▶ [INSTRUCTIONS FOR THE TASK] Reproduce every entry exactly and leave its pictures out.

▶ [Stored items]
^^^^^^^^^^^^^^^^

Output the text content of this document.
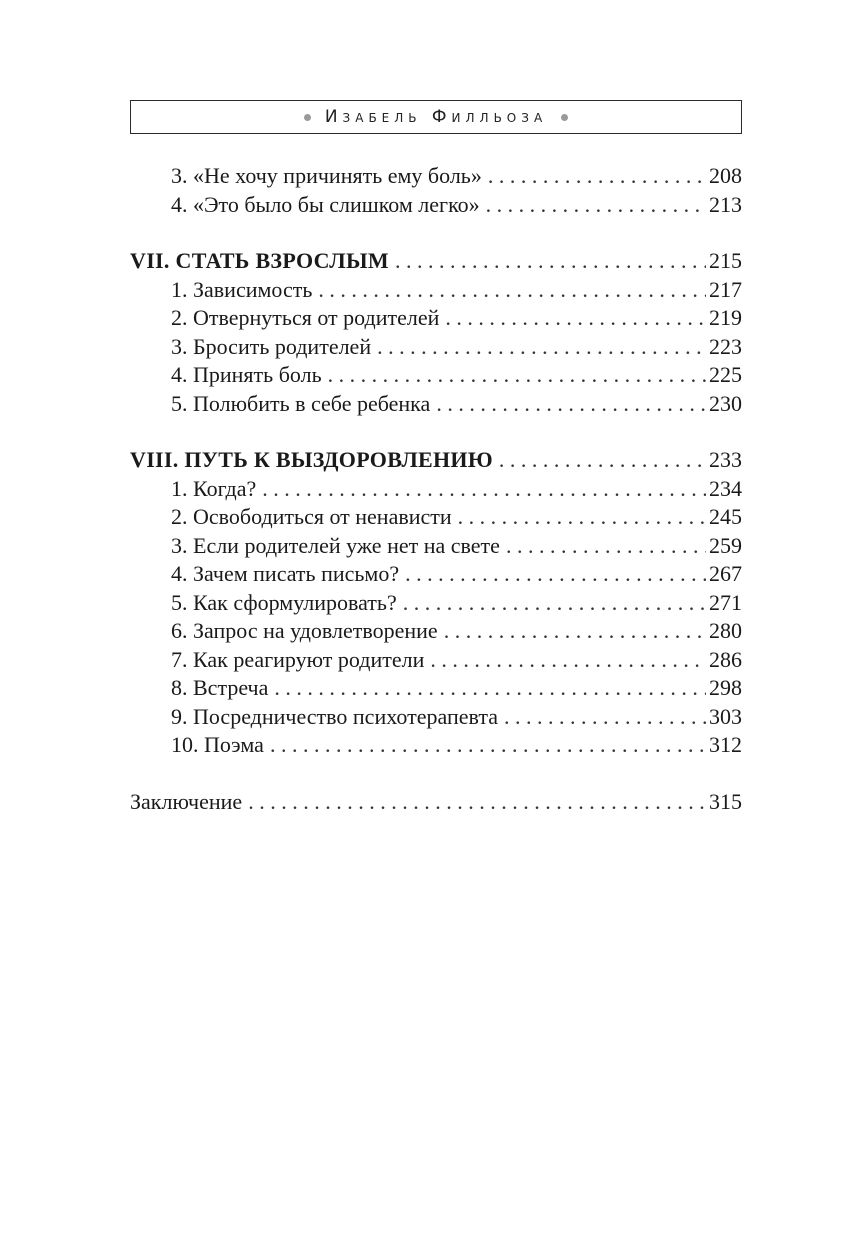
Изабель Филльоза
3. «Не хочу причинять ему боль» . . .	208
4. «Это было бы слишком легко» . . .	213
VII. СТАТЬ ВЗРОСЛЫМ . . .	215
1. Зависимость . . .	217
2. Отвернуться от родителей . . .	219
3. Бросить родителей . . .	223
4. Принять боль . . .	225
5. Полюбить в себе ребенка . . .	230
VIII. ПУТЬ К ВЫЗДОРОВЛЕНИЮ . . .	233
1. Когда? . . .	234
2. Освободиться от ненависти . . .	245
3. Если родителей уже нет на свете . . .	259
4. Зачем писать письмо? . . .	267
5. Как сформулировать? . . .	271
6. Запрос на удовлетворение . . .	280
7. Как реагируют родители . . .	286
8. Встреча . . .	298
9. Посредничество психотерапевта . . .	303
10. Поэма . . .	312
Заключение . . .	315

^^^^^^^^^^^^^^^^

▶ [THE SOLUTION]
Output the text content of this document.
Изабель Филльоза
3. «Не хочу причинять ему боль» . . .	208
4. «Это было бы слишком легко» . . .	213
VII. СТАТЬ ВЗРОСЛЫМ . . .	215
1. Зависимость . . .	217
2. Отвернуться от родителей . . .	219
3. Бросить родителей . . .	223
4. Принять боль . . .	225
5. Полюбить в себе ребенка . . .	230
VIII. ПУТЬ К ВЫЗДОРОВЛЕНИЮ . . .	233
1. Когда? . . .	234
2. Освободиться от ненависти . . .	245
3. Если родителей уже нет на свете . . .	259
4. Зачем писать письмо? . . .	267
5. Как сформулировать? . . .	271
6. Запрос на удовлетворение . . .	280
7. Как реагируют родители . . .	286
8. Встреча . . .	298
9. Посредничество психотерапевта . . .	303
10. Поэма . . .	312
Заключение . . .	315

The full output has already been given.